- Daftar Entri:
▶
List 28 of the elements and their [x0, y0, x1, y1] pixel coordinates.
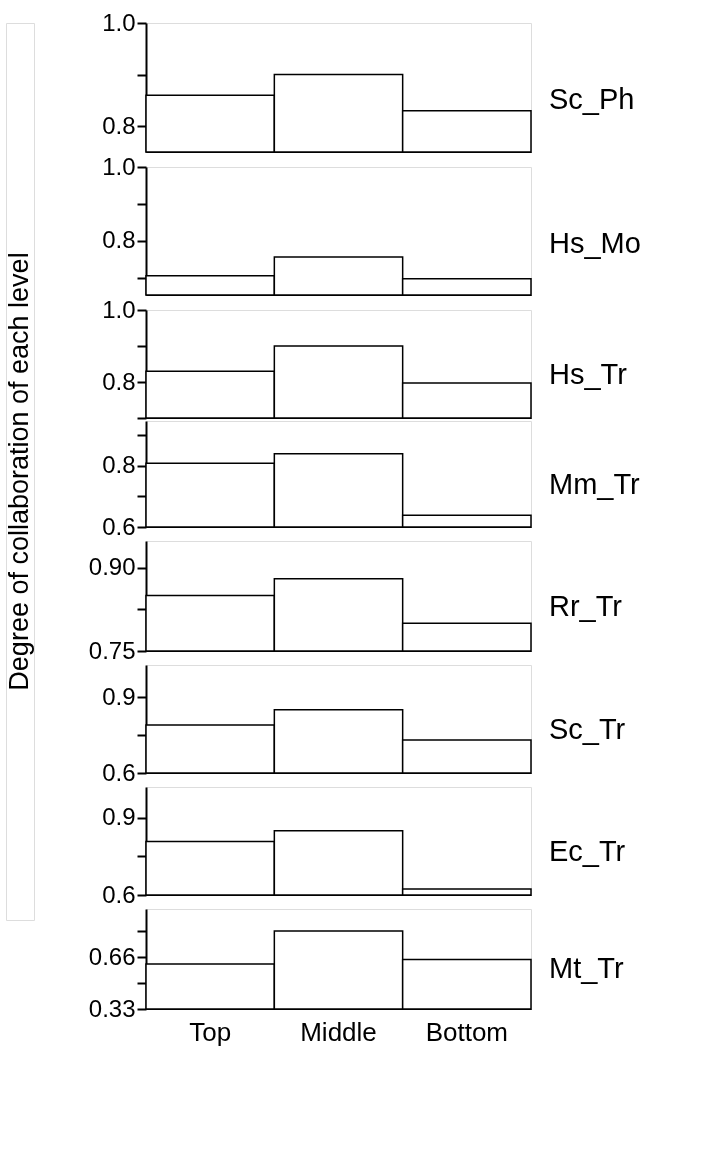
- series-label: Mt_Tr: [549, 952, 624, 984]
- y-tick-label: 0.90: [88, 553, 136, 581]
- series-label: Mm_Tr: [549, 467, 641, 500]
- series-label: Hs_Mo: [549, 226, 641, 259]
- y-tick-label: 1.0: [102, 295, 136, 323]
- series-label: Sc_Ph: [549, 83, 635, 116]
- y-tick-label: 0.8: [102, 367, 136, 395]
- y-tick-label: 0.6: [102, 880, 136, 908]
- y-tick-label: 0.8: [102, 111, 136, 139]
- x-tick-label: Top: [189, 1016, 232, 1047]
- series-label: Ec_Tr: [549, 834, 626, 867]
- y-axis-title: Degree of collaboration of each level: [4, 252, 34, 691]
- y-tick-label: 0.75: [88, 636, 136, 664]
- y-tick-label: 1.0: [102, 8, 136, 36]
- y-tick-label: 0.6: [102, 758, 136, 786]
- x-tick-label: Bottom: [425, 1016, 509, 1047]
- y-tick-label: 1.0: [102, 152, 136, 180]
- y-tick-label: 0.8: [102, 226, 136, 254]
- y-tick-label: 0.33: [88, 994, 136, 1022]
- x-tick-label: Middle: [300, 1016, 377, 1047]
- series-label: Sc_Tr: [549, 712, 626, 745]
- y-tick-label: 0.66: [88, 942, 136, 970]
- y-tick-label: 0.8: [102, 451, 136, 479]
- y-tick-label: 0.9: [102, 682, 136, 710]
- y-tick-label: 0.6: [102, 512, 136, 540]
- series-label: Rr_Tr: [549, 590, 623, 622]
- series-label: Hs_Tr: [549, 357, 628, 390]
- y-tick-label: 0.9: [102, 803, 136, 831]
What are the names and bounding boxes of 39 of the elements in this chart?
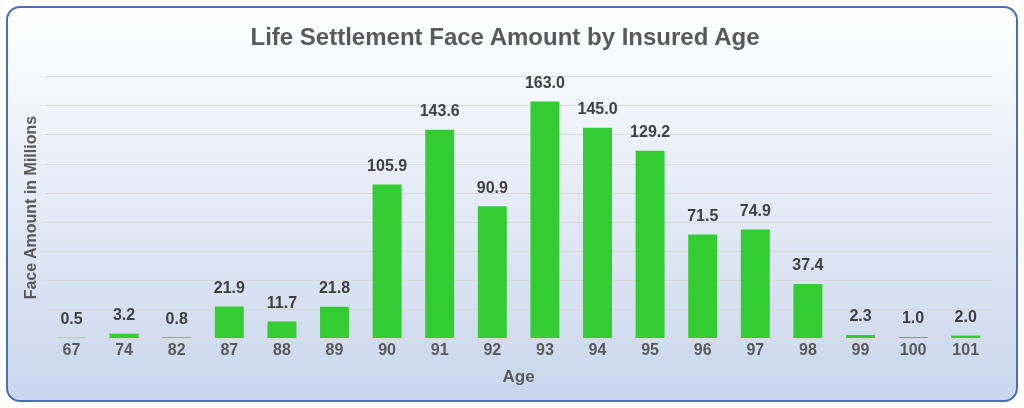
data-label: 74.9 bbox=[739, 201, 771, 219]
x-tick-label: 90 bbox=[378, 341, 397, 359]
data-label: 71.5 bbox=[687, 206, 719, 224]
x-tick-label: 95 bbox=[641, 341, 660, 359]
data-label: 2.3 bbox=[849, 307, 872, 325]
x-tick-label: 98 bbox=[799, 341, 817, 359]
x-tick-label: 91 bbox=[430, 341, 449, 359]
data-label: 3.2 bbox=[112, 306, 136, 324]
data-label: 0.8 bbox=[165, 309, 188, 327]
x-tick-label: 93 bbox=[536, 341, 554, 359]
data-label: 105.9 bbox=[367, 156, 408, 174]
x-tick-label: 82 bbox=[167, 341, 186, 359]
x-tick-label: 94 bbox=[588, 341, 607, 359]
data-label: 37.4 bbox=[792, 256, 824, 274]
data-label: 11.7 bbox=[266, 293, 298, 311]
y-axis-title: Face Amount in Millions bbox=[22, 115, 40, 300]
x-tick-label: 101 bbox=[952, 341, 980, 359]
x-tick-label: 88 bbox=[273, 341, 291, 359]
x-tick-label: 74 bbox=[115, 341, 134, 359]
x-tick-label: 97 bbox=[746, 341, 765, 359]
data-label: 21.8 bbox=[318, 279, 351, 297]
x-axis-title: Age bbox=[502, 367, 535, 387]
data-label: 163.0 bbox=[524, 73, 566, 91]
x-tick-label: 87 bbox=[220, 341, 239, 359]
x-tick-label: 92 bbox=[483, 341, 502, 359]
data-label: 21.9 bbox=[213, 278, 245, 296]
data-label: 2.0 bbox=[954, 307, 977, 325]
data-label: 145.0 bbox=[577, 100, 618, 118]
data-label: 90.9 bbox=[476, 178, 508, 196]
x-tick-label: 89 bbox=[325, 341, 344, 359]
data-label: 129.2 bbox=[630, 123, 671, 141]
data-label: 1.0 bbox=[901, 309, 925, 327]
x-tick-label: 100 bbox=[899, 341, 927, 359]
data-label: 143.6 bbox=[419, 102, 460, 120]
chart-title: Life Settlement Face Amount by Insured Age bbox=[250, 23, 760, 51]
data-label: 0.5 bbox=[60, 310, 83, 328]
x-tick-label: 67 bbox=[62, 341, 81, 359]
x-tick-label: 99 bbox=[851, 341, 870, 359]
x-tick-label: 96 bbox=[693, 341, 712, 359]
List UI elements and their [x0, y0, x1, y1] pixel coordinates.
◀
▶
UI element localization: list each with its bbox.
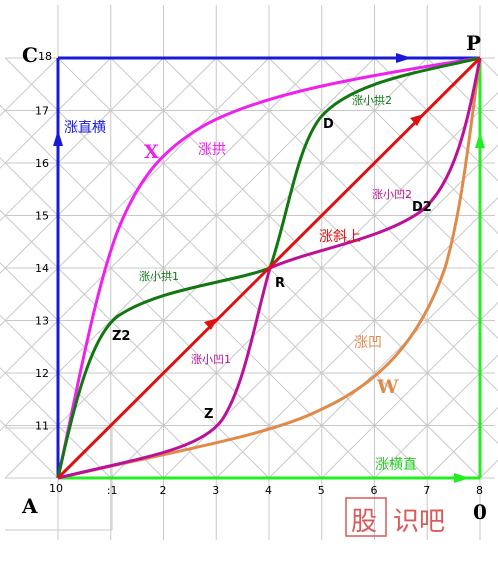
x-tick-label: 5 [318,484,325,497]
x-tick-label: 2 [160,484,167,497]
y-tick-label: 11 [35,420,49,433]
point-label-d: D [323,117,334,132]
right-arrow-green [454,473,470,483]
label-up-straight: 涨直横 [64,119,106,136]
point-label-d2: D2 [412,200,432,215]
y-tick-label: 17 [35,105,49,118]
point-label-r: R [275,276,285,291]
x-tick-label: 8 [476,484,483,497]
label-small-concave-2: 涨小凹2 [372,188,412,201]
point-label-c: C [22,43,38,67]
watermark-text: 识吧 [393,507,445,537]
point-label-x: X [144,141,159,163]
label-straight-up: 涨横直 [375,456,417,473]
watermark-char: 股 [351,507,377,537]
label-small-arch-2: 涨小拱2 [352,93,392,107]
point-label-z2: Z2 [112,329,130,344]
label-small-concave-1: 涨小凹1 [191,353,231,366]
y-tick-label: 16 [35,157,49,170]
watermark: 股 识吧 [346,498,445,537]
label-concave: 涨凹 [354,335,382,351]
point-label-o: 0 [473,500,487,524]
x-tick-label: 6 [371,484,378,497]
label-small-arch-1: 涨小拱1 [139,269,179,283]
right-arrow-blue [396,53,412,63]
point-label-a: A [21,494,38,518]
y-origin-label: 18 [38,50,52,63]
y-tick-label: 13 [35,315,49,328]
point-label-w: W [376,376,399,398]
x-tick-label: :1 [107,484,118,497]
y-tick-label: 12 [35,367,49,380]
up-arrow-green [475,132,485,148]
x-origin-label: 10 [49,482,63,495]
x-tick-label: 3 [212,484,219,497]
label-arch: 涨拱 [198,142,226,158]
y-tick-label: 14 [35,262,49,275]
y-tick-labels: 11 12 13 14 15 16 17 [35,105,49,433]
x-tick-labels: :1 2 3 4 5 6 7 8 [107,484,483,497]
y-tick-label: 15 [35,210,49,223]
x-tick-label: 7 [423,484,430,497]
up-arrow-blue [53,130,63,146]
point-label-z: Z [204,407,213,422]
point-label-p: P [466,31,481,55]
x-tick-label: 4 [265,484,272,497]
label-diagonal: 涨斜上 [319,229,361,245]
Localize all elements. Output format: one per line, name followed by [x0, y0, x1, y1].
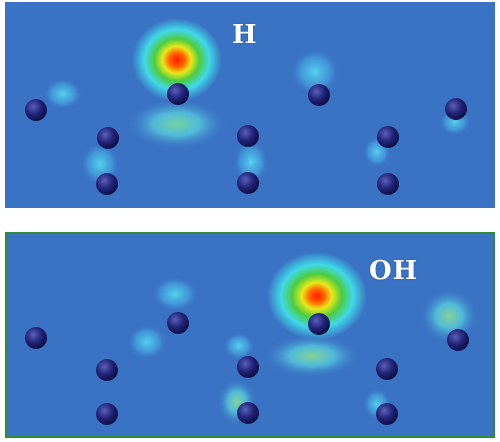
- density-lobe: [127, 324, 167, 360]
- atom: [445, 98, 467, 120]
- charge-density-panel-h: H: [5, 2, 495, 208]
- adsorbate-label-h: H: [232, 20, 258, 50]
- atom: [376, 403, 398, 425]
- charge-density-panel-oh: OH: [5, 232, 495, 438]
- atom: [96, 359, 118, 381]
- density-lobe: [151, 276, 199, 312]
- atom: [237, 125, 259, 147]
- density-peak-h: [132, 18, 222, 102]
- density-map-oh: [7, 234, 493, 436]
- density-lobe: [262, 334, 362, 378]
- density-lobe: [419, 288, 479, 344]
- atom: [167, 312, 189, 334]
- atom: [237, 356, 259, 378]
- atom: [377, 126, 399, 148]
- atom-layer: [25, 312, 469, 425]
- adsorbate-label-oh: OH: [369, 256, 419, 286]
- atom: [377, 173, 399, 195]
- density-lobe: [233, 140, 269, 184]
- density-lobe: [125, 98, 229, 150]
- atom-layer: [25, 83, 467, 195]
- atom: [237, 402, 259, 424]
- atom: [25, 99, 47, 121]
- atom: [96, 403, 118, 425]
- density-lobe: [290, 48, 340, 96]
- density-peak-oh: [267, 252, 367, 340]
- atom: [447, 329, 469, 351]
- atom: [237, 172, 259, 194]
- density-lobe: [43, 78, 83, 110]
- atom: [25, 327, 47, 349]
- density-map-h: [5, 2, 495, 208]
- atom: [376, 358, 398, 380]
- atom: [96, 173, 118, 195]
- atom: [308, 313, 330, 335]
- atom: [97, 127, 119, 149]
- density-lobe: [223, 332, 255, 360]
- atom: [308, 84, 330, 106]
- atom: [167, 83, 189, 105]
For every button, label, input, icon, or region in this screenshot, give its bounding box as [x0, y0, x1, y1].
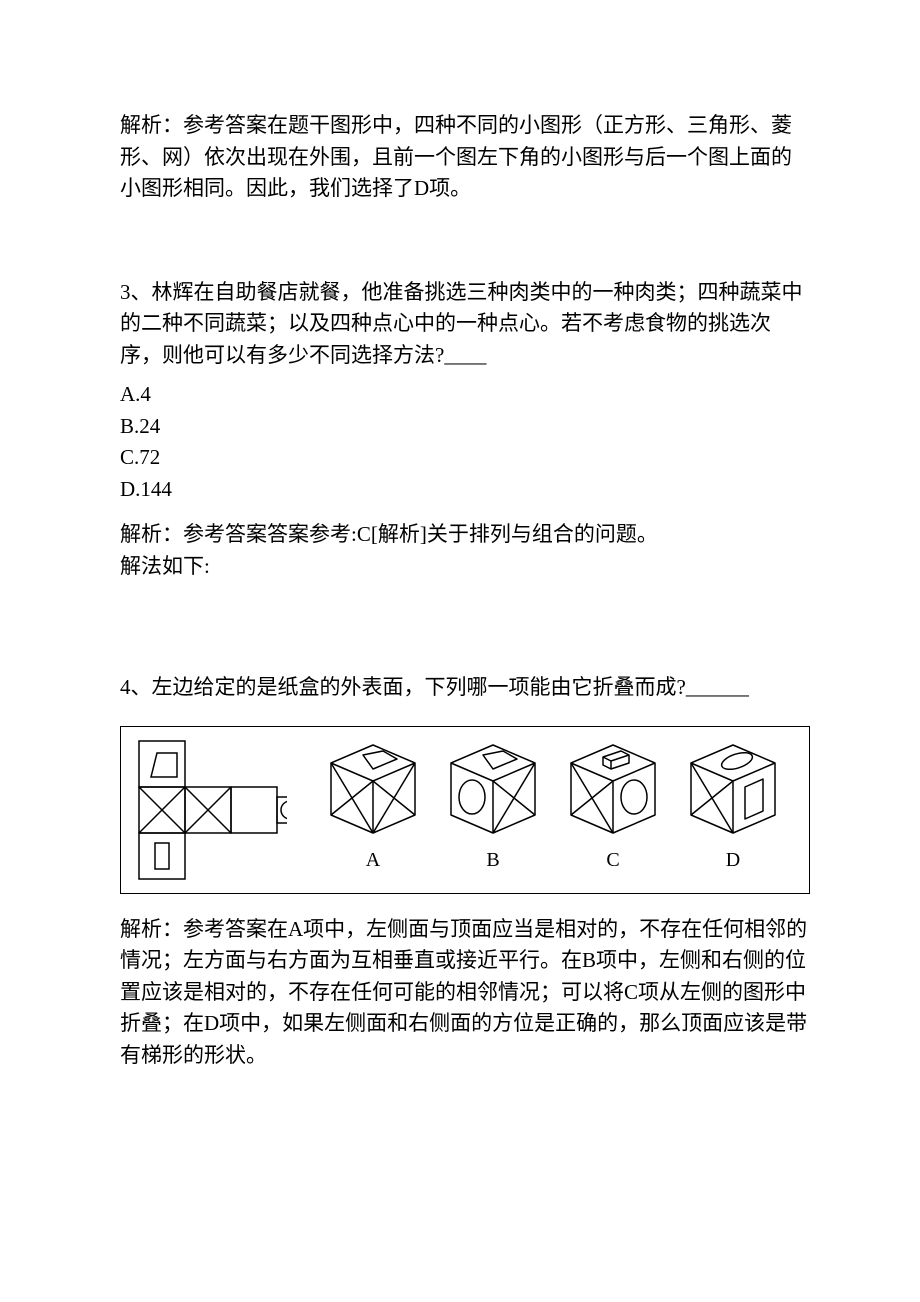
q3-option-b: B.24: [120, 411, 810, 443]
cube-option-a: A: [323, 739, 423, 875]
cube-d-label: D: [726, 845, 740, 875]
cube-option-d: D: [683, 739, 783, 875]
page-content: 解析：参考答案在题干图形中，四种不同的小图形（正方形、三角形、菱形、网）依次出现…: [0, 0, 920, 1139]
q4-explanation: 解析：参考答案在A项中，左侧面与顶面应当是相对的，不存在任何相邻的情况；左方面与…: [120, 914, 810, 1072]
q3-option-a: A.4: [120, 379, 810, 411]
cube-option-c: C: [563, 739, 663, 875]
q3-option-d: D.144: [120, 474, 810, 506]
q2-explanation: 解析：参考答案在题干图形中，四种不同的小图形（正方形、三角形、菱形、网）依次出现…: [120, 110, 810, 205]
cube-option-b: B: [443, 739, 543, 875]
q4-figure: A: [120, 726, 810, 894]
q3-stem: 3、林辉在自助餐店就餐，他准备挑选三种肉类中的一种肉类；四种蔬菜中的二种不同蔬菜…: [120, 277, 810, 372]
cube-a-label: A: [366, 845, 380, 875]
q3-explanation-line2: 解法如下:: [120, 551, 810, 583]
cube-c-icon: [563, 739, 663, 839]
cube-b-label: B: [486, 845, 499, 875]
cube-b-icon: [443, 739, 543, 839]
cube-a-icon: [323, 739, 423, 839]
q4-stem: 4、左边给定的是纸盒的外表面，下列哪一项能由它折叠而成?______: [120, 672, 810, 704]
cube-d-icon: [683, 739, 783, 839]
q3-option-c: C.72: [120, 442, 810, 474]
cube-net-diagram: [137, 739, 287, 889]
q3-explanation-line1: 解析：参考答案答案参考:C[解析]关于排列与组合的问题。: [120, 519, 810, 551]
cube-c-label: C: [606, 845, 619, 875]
◀
Susun baris-baris mulai dari baris yang memuat "q3-option-b: B.24: [120, 411, 810, 443]" sampai baris yang memuat "cube-net-diagram: [137, 739, 287, 889]", termasuk kedua baris itu, menjadi daftar bernomor tanpa baris kosong. Jangan sertakan baris lain.

- Jawaban Lengkap:
1. q3-option-b: B.24: [120, 411, 810, 443]
2. cube-option-a: A: [323, 739, 423, 875]
3. cube-d-label: D: [726, 845, 740, 875]
4. cube-option-d: D: [683, 739, 783, 875]
5. page-content: 解析：参考答案在题干图形中，四种不同的小图形（正方形、三角形、菱形、网）依次出现…: [0, 0, 920, 1139]
6. q4-explanation: 解析：参考答案在A项中，左侧面与顶面应当是相对的，不存在任何相邻的情况；左方面与…: [120, 914, 810, 1072]
7. q3-option-a: A.4: [120, 379, 810, 411]
8. cube-option-c: C: [563, 739, 663, 875]
9. q3-option-d: D.144: [120, 474, 810, 506]
10. q2-explanation: 解析：参考答案在题干图形中，四种不同的小图形（正方形、三角形、菱形、网）依次出现…: [120, 110, 810, 205]
11. cube-option-b: B: [443, 739, 543, 875]
12. q4-figure: A: [120, 726, 810, 894]
13. q3-stem: 3、林辉在自助餐店就餐，他准备挑选三种肉类中的一种肉类；四种蔬菜中的二种不同蔬菜…: [120, 277, 810, 372]
14. cube-a-label: A: [366, 845, 380, 875]
15. q3-explanation-line2: 解法如下:: [120, 551, 810, 583]
16. cube-c-icon: [563, 739, 663, 839]
17. cube-b-label: B: [486, 845, 499, 875]
18. cube-b-icon: [443, 739, 543, 839]
19. cube-a-icon: [323, 739, 423, 839]
20. q4-stem: 4、左边给定的是纸盒的外表面，下列哪一项能由它折叠而成?______: [120, 672, 810, 704]
21. cube-d-icon: [683, 739, 783, 839]
22. q3-option-c: C.72: [120, 442, 810, 474]
23. cube-net-diagram: [137, 739, 287, 889]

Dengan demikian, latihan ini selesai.